__The exercise__
For each line below that contains the string "color", copy that line.

__Given entries__
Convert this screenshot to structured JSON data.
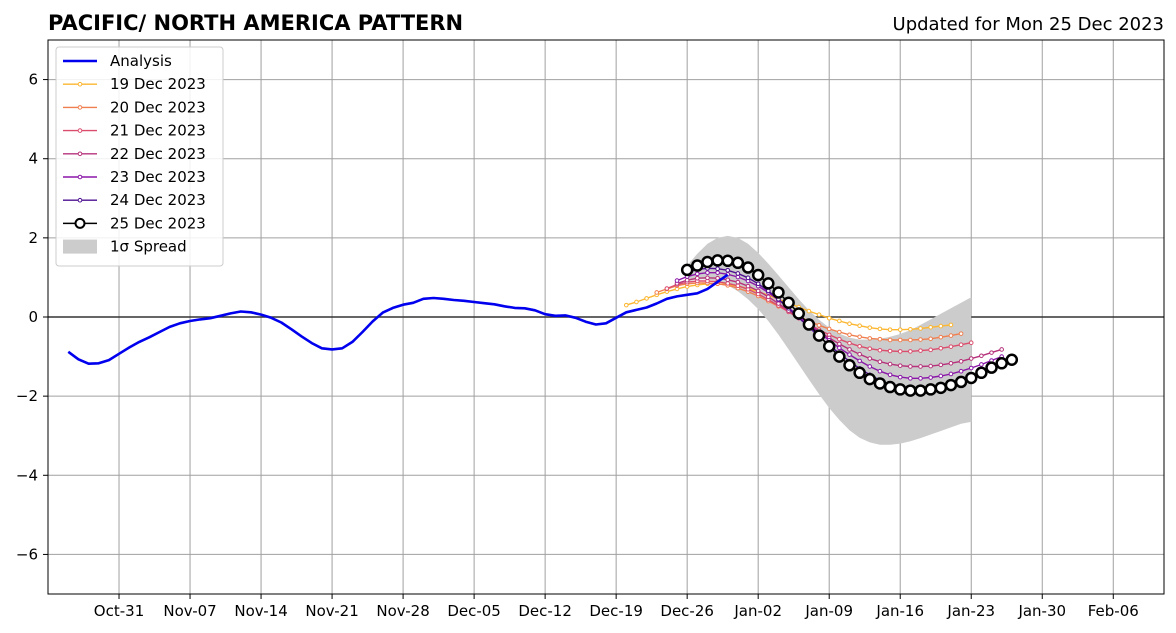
{
  "chart_data": {
    "type": "line",
    "title": "PACIFIC/ NORTH AMERICA PATTERN",
    "subtitle": "Updated for Mon 25 Dec 2023",
    "xlabel": "",
    "ylabel": "",
    "x_axis": "date",
    "xlim": [
      "2023-10-24",
      "2024-02-11"
    ],
    "ylim": [
      -7,
      7
    ],
    "yticks": [
      -6,
      -4,
      -2,
      0,
      2,
      4,
      6
    ],
    "ytick_labels": [
      "−6",
      "−4",
      "−2",
      "0",
      "2",
      "4",
      "6"
    ],
    "xticks": [
      "2023-10-31",
      "2023-11-07",
      "2023-11-14",
      "2023-11-21",
      "2023-11-28",
      "2023-12-05",
      "2023-12-12",
      "2023-12-19",
      "2023-12-26",
      "2024-01-02",
      "2024-01-09",
      "2024-01-16",
      "2024-01-23",
      "2024-01-30",
      "2024-02-06"
    ],
    "xtick_labels": [
      "Oct-31",
      "Nov-07",
      "Nov-14",
      "Nov-21",
      "Nov-28",
      "Dec-05",
      "Dec-12",
      "Dec-19",
      "Dec-26",
      "Jan-02",
      "Jan-09",
      "Jan-16",
      "Jan-23",
      "Jan-30",
      "Feb-06"
    ],
    "grid": true,
    "zero_line": true,
    "legend_position": "top-left",
    "analysis": {
      "name": "Analysis",
      "color": "#0000ee",
      "start": "2023-10-26",
      "values": [
        -0.88,
        -1.07,
        -1.18,
        -1.17,
        -1.09,
        -0.93,
        -0.77,
        -0.63,
        -0.51,
        -0.38,
        -0.25,
        -0.16,
        -0.1,
        -0.06,
        -0.03,
        0.03,
        0.09,
        0.14,
        0.12,
        0.06,
        -0.02,
        -0.14,
        -0.31,
        -0.49,
        -0.66,
        -0.79,
        -0.82,
        -0.79,
        -0.63,
        -0.38,
        -0.11,
        0.11,
        0.23,
        0.31,
        0.36,
        0.46,
        0.48,
        0.46,
        0.43,
        0.41,
        0.38,
        0.35,
        0.32,
        0.27,
        0.23,
        0.22,
        0.17,
        0.07,
        0.03,
        0.04,
        -0.02,
        -0.12,
        -0.19,
        -0.16,
        -0.02,
        0.12,
        0.18,
        0.24,
        0.34,
        0.46,
        0.52,
        0.56,
        0.6,
        0.71,
        0.89,
        1.07
      ]
    },
    "spread": {
      "name": "1σ Spread",
      "color": "#cccccc",
      "start": "2023-12-26",
      "upper": [
        1.3,
        1.6,
        1.85,
        2.0,
        2.05,
        2.0,
        1.85,
        1.62,
        1.35,
        1.05,
        0.75,
        0.45,
        0.17,
        -0.07,
        -0.27,
        -0.42,
        -0.52,
        -0.57,
        -0.57,
        -0.55,
        -0.5,
        -0.43,
        -0.33,
        -0.2,
        -0.06,
        0.08,
        0.22,
        0.36,
        0.5
      ],
      "lower": [
        0.9,
        0.95,
        0.95,
        0.9,
        0.8,
        0.65,
        0.45,
        0.2,
        -0.1,
        -0.45,
        -0.82,
        -1.2,
        -1.58,
        -1.95,
        -2.3,
        -2.6,
        -2.86,
        -3.05,
        -3.17,
        -3.23,
        -3.23,
        -3.2,
        -3.14,
        -3.06,
        -2.97,
        -2.88,
        -2.79,
        -2.7,
        -2.65
      ]
    },
    "series": [
      {
        "name": "19 Dec 2023",
        "color": "#fcb630",
        "start": "2023-12-20",
        "values": [
          0.3,
          0.38,
          0.47,
          0.56,
          0.64,
          0.71,
          0.77,
          0.81,
          0.84,
          0.84,
          0.82,
          0.78,
          0.72,
          0.64,
          0.55,
          0.45,
          0.35,
          0.25,
          0.15,
          0.06,
          -0.03,
          -0.1,
          -0.17,
          -0.22,
          -0.27,
          -0.3,
          -0.32,
          -0.32,
          -0.31,
          -0.29,
          -0.26,
          -0.23,
          -0.2
        ]
      },
      {
        "name": "20 Dec 2023",
        "color": "#f07f4f",
        "start": "2023-12-23",
        "values": [
          0.62,
          0.71,
          0.79,
          0.84,
          0.86,
          0.86,
          0.84,
          0.8,
          0.73,
          0.64,
          0.53,
          0.4,
          0.27,
          0.14,
          0.02,
          -0.1,
          -0.21,
          -0.3,
          -0.38,
          -0.45,
          -0.5,
          -0.54,
          -0.56,
          -0.58,
          -0.58,
          -0.58,
          -0.57,
          -0.55,
          -0.51,
          -0.47,
          -0.42
        ]
      },
      {
        "name": "21 Dec 2023",
        "color": "#db4d6d",
        "start": "2023-12-24",
        "values": [
          0.72,
          0.82,
          0.88,
          0.91,
          0.91,
          0.89,
          0.85,
          0.79,
          0.7,
          0.58,
          0.44,
          0.29,
          0.13,
          -0.03,
          -0.18,
          -0.32,
          -0.45,
          -0.56,
          -0.66,
          -0.74,
          -0.8,
          -0.84,
          -0.86,
          -0.87,
          -0.87,
          -0.85,
          -0.83,
          -0.79,
          -0.75,
          -0.7,
          -0.65
        ]
      },
      {
        "name": "22 Dec 2023",
        "color": "#b6327b",
        "start": "2023-12-25",
        "values": [
          0.85,
          0.93,
          0.98,
          0.99,
          0.98,
          0.94,
          0.88,
          0.78,
          0.66,
          0.51,
          0.34,
          0.16,
          -0.02,
          -0.2,
          -0.37,
          -0.53,
          -0.68,
          -0.82,
          -0.94,
          -1.05,
          -1.13,
          -1.19,
          -1.23,
          -1.25,
          -1.25,
          -1.24,
          -1.21,
          -1.17,
          -1.12,
          -1.05,
          -0.98,
          -0.9,
          -0.82
        ]
      },
      {
        "name": "23 Dec 2023",
        "color": "#8a17a8",
        "start": "2023-12-25",
        "values": [
          0.92,
          1.02,
          1.09,
          1.12,
          1.12,
          1.08,
          1.01,
          0.91,
          0.78,
          0.62,
          0.43,
          0.23,
          0.02,
          -0.19,
          -0.39,
          -0.59,
          -0.78,
          -0.95,
          -1.11,
          -1.25,
          -1.37,
          -1.46,
          -1.52,
          -1.55,
          -1.55,
          -1.53,
          -1.49,
          -1.44,
          -1.37,
          -1.29,
          -1.2,
          -1.1,
          -1.0
        ]
      },
      {
        "name": "24 Dec 2023",
        "color": "#4c0f8f",
        "start": "2023-12-26",
        "values": [
          1.12,
          1.2,
          1.23,
          1.22,
          1.18,
          1.1,
          0.99,
          0.84,
          0.66,
          0.45,
          0.22,
          -0.02,
          -0.26,
          -0.49,
          -0.71,
          -0.92,
          -1.12,
          -1.3,
          -1.46,
          -1.6,
          -1.71,
          -1.79,
          -1.83,
          -1.85,
          -1.84,
          -1.8,
          -1.74,
          -1.66,
          -1.56,
          -1.45,
          -1.33,
          -1.2,
          -1.08
        ]
      },
      {
        "name": "25 Dec 2023",
        "color": "#000000",
        "marker": "open-circle",
        "start": "2023-12-26",
        "values": [
          1.19,
          1.3,
          1.39,
          1.43,
          1.42,
          1.37,
          1.25,
          1.06,
          0.85,
          0.62,
          0.36,
          0.09,
          -0.19,
          -0.47,
          -0.74,
          -1.0,
          -1.22,
          -1.41,
          -1.57,
          -1.68,
          -1.77,
          -1.83,
          -1.86,
          -1.86,
          -1.83,
          -1.79,
          -1.72,
          -1.64,
          -1.54,
          -1.41,
          -1.28,
          -1.17,
          -1.08
        ]
      }
    ]
  }
}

__Exercise solution__
      "color": "#0000ee",
      "color": "#cccccc",
        "color": "#fcb630",
        "color": "#f07f4f",
        "color": "#db4d6d",
        "color": "#b6327b",
        "color": "#8a17a8",
        "color": "#4c0f8f",
        "color": "#000000",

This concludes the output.